▸ **Task objective**: Duplicate the lines below exactly, with nothing left out or changed.

(Stored records)
════════════════════
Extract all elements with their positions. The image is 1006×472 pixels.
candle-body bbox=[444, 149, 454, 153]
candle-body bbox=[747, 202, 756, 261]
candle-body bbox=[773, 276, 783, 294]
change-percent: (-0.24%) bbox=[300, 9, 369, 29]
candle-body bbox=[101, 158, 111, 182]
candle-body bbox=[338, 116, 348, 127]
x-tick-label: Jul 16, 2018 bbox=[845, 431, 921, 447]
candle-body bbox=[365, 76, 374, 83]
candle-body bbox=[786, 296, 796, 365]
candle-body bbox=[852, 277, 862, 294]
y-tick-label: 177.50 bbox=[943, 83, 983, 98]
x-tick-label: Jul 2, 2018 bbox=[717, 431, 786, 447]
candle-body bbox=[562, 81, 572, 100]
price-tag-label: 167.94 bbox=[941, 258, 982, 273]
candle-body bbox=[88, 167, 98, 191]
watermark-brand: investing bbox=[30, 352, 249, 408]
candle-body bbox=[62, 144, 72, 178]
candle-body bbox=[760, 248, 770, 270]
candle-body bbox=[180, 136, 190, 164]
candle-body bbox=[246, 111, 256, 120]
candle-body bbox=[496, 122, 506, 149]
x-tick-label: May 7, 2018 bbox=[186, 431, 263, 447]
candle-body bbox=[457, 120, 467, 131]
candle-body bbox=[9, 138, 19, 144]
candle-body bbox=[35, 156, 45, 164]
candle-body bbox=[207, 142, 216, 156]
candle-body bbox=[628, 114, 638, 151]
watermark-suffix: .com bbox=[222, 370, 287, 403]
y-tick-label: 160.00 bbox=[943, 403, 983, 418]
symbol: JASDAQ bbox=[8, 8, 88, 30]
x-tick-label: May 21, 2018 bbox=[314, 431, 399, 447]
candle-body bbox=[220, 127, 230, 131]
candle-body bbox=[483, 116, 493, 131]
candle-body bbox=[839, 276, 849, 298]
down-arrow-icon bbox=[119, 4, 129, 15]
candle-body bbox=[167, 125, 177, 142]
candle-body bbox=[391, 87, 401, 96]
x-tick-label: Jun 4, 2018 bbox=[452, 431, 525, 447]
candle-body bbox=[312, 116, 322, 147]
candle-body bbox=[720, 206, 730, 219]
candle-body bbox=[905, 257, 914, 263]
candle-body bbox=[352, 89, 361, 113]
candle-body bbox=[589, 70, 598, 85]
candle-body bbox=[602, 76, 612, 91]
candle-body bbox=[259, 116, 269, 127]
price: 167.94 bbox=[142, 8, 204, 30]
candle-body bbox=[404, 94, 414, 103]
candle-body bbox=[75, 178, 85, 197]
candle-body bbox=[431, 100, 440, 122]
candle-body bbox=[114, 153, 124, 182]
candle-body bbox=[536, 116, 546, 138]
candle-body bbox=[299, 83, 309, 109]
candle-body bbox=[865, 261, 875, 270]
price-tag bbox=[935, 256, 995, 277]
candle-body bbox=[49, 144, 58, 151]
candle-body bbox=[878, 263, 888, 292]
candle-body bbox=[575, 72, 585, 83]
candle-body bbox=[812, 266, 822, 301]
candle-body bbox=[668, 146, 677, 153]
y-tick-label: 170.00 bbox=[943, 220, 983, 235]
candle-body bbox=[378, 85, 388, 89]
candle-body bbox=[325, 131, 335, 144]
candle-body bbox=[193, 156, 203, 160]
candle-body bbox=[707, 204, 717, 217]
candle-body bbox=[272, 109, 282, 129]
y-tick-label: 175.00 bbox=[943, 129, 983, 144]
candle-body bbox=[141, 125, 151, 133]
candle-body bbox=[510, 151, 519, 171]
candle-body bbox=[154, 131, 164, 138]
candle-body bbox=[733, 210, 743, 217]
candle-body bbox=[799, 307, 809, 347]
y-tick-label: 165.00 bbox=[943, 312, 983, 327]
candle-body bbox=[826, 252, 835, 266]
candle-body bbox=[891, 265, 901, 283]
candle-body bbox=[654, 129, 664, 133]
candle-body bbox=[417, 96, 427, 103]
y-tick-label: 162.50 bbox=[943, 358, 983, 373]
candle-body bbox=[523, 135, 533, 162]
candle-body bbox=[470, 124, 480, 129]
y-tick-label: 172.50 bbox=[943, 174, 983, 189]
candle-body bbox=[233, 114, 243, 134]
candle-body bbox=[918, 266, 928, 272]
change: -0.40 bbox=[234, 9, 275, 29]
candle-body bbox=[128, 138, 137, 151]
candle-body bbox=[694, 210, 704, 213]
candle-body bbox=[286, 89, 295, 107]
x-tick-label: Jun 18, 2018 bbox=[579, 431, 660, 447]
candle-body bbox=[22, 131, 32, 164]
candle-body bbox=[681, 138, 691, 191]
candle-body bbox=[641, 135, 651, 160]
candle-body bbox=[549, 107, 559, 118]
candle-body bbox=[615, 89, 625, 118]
════════════════════
▸ **Expected answer**:
Extract all elements with their positions. The image is 1006×472 pixels.
candle-body bbox=[444, 149, 454, 153]
candle-body bbox=[747, 202, 756, 261]
candle-body bbox=[773, 276, 783, 294]
change-percent: (-0.24%) bbox=[300, 9, 369, 29]
candle-body bbox=[101, 158, 111, 182]
candle-body bbox=[338, 116, 348, 127]
x-tick-label: Jul 16, 2018 bbox=[845, 431, 921, 447]
candle-body bbox=[365, 76, 374, 83]
candle-body bbox=[786, 296, 796, 365]
candle-body bbox=[852, 277, 862, 294]
y-tick-label: 177.50 bbox=[943, 83, 983, 98]
x-tick-label: Jul 2, 2018 bbox=[717, 431, 786, 447]
candle-body bbox=[562, 81, 572, 100]
price-tag-label: 167.94 bbox=[941, 258, 982, 273]
candle-body bbox=[88, 167, 98, 191]
watermark-brand: investing bbox=[30, 352, 249, 408]
candle-body bbox=[62, 144, 72, 178]
candle-body bbox=[760, 248, 770, 270]
candle-body bbox=[180, 136, 190, 164]
candle-body bbox=[246, 111, 256, 120]
candle-body bbox=[496, 122, 506, 149]
x-tick-label: May 7, 2018 bbox=[186, 431, 263, 447]
candle-body bbox=[457, 120, 467, 131]
candle-body bbox=[9, 138, 19, 144]
candle-body bbox=[35, 156, 45, 164]
candle-body bbox=[207, 142, 216, 156]
candle-body bbox=[628, 114, 638, 151]
watermark-suffix: .com bbox=[222, 370, 287, 403]
y-tick-label: 160.00 bbox=[943, 403, 983, 418]
symbol: JASDAQ bbox=[8, 8, 88, 30]
x-tick-label: May 21, 2018 bbox=[314, 431, 399, 447]
candle-body bbox=[220, 127, 230, 131]
candle-body bbox=[483, 116, 493, 131]
candle-body bbox=[839, 276, 849, 298]
down-arrow-icon bbox=[119, 4, 129, 15]
candle-body bbox=[167, 125, 177, 142]
candle-body bbox=[391, 87, 401, 96]
x-tick-label: Jun 4, 2018 bbox=[452, 431, 525, 447]
candle-body bbox=[312, 116, 322, 147]
candle-body bbox=[720, 206, 730, 219]
candle-body bbox=[905, 257, 914, 263]
candle-body bbox=[352, 89, 361, 113]
candle-body bbox=[589, 70, 598, 85]
candle-body bbox=[602, 76, 612, 91]
candle-body bbox=[259, 116, 269, 127]
price: 167.94 bbox=[142, 8, 204, 30]
candle-body bbox=[404, 94, 414, 103]
candle-body bbox=[75, 178, 85, 197]
candle-body bbox=[431, 100, 440, 122]
candle-body bbox=[114, 153, 124, 182]
candle-body bbox=[536, 116, 546, 138]
candle-body bbox=[299, 83, 309, 109]
candle-body bbox=[865, 261, 875, 270]
price-tag bbox=[935, 256, 995, 277]
candle-body bbox=[49, 144, 58, 151]
candle-body bbox=[878, 263, 888, 292]
candle-body bbox=[575, 72, 585, 83]
candle-body bbox=[812, 266, 822, 301]
candle-body bbox=[668, 146, 677, 153]
y-tick-label: 170.00 bbox=[943, 220, 983, 235]
candle-body bbox=[378, 85, 388, 89]
candle-body bbox=[325, 131, 335, 144]
candle-body bbox=[193, 156, 203, 160]
candle-body bbox=[707, 204, 717, 217]
candle-body bbox=[272, 109, 282, 129]
y-tick-label: 175.00 bbox=[943, 129, 983, 144]
candle-body bbox=[141, 125, 151, 133]
candle-body bbox=[510, 151, 519, 171]
candle-body bbox=[154, 131, 164, 138]
candle-body bbox=[733, 210, 743, 217]
candle-body bbox=[799, 307, 809, 347]
y-tick-label: 165.00 bbox=[943, 312, 983, 327]
candle-body bbox=[826, 252, 835, 266]
candle-body bbox=[891, 265, 901, 283]
candle-body bbox=[654, 129, 664, 133]
candle-body bbox=[417, 96, 427, 103]
y-tick-label: 162.50 bbox=[943, 358, 983, 373]
candle-body bbox=[523, 135, 533, 162]
candle-body bbox=[470, 124, 480, 129]
y-tick-label: 172.50 bbox=[943, 174, 983, 189]
candle-body bbox=[233, 114, 243, 134]
candle-body bbox=[918, 266, 928, 272]
change: -0.40 bbox=[234, 9, 275, 29]
candle-body bbox=[128, 138, 137, 151]
candle-body bbox=[694, 210, 704, 213]
candle-body bbox=[286, 89, 295, 107]
x-tick-label: Jun 18, 2018 bbox=[579, 431, 660, 447]
candle-body bbox=[22, 131, 32, 164]
candle-body bbox=[681, 138, 691, 191]
candle-body bbox=[641, 135, 651, 160]
candle-body bbox=[549, 107, 559, 118]
candle-body bbox=[615, 89, 625, 118]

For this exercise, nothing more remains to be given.